> [PROBLEM DETAILS] Count every line in the data below where "Kennel" occurs, then state that number and nothing more.

>>>>>

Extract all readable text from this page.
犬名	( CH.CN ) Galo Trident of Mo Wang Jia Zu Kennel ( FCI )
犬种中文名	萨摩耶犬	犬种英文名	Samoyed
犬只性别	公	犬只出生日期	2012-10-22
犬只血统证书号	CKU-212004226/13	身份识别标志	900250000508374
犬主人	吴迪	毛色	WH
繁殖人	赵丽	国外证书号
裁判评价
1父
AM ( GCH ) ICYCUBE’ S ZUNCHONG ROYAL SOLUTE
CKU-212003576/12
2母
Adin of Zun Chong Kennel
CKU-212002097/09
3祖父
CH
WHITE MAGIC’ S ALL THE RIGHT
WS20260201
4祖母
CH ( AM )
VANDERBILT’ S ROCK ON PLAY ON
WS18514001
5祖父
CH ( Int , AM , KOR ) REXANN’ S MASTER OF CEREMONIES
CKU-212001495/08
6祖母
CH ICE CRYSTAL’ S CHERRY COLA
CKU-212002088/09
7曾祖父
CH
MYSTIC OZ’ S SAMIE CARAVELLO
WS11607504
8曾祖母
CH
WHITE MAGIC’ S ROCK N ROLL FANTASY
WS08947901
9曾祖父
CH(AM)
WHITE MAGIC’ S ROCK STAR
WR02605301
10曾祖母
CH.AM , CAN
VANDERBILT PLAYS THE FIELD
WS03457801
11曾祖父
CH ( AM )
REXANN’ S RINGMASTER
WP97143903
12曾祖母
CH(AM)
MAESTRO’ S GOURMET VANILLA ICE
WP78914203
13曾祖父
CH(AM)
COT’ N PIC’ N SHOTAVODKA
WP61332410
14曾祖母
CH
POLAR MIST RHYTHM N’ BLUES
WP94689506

<<<<<

> [ANSWER FOR THIS EXERCISE] 2